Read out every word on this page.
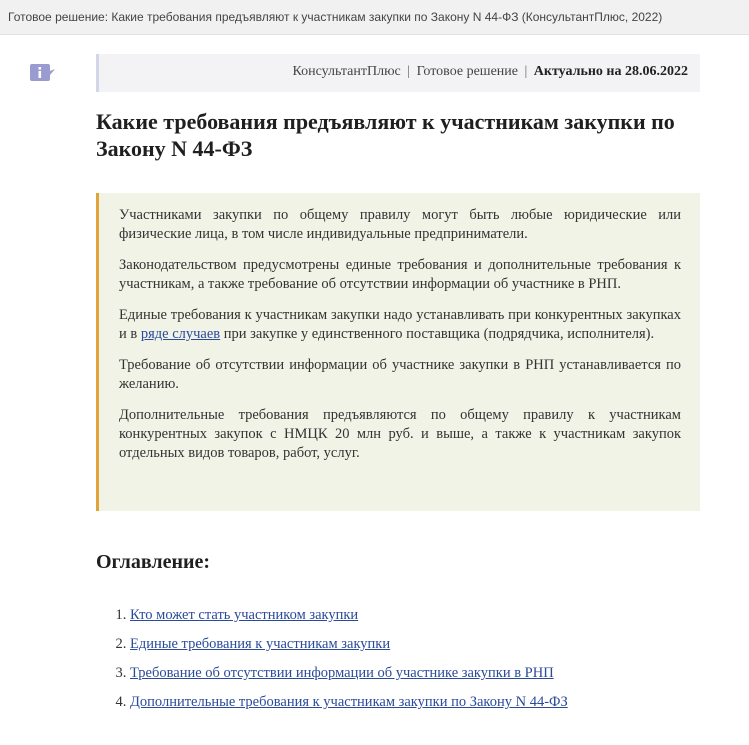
Готовое решение: Какие требования предъявляют к участникам закупки по Закону N 44-ФЗ (КонсультантПлюс, 2022)
КонсультантПлюс | Готовое решение | Актуально на 28.06.2022
Какие требования предъявляют к участникам закупки по Закону N 44-ФЗ

Участниками закупки по общему правилу могут быть любые юридические или физические лица, в том числе индивидуальные предприниматели.

Законодательством предусмотрены единые требования и дополнительные требования к участникам, а также требование об отсутствии информации об участнике в РНП.

Единые требования к участникам закупки надо устанавливать при конкурентных закупках и в ряде случаев при закупке у единственного поставщика (подрядчика, исполнителя).

Требование об отсутствии информации об участнике закупки в РНП устанавливается по желанию.

Дополнительные требования предъявляются по общему правилу к участникам конкурентных закупок с НМЦК 20 млн руб. и выше, а также к участникам закупок отдельных видов товаров, работ, услуг.

Оглавление:
1. Кто может стать участником закупки
2. Единые требования к участникам закупки
3. Требование об отсутствии информации об участнике закупки в РНП
4. Дополнительные требования к участникам закупки по Закону N 44-ФЗ
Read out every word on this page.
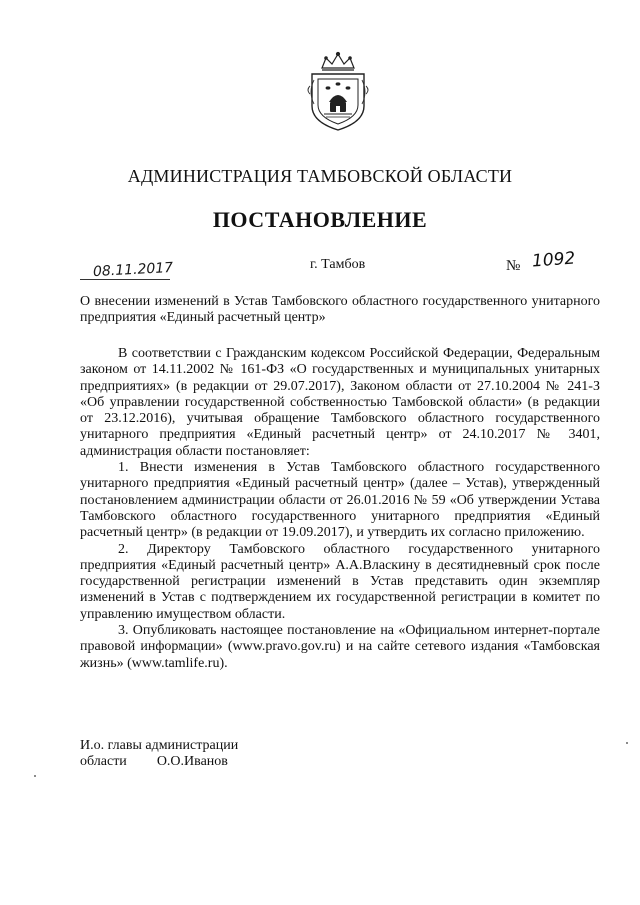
АДМИНИСТРАЦИЯ ТАМБОВСКОЙ ОБЛАСТИ
ПОСТАНОВЛЕНИЕ
08.11.2017	г. Тамбов	№ 1092
О внесении изменений в Устав Тамбовского областного государственного унитарного предприятия «Единый расчетный центр»

В соответствии с Гражданским кодексом Российской Федерации, Федеральным законом от 14.11.2002 № 161-ФЗ «О государственных и муниципальных унитарных предприятиях» (в редакции от 29.07.2017), Законом области от 27.10.2004 № 241-З «Об управлении государственной собственностью Тамбовской области» (в редакции от 23.12.2016), учитывая обращение Тамбовского областного государственного унитарного предприятия «Единый расчетный центр» от 24.10.2017 № 3401, администрация области постановляет:

1. Внести изменения в Устав Тамбовского областного государственного унитарного предприятия «Единый расчетный центр» (далее – Устав), утвержденный постановлением администрации области от 26.01.2016 № 59 «Об утверждении Устава Тамбовского областного государственного унитарного предприятия «Единый расчетный центр» (в редакции от 19.09.2017), и утвердить их согласно приложению.

2. Директору Тамбовского областного государственного унитарного предприятия «Единый расчетный центр» А.А.Власкину в десятидневный срок после государственной регистрации изменений в Устав представить один экземпляр изменений в Устав с подтверждением их государственной регистрации в комитет по управлению имуществом области.

3. Опубликовать настоящее постановление на «Официальном интернет-портале правовой информации» (www.pravo.gov.ru) и на сайте сетевого издания «Тамбовская жизнь» (www.tamlife.ru).

И.о. главы администрации
области О.О.Иванов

+ + +

● Goal
Isolate the lines that hold the word "общему" and copy all of them.

● Expected output
Участниками закупки по общему правилу могут быть любые юридические или физические лица, в том числе индивидуальные предприниматели.
Дополнительные требования предъявляются по общему правилу к участникам конкурентных закупок с НМЦК 20 млн руб. и выше, а также к участникам закупок отдельных видов товаров, работ, услуг.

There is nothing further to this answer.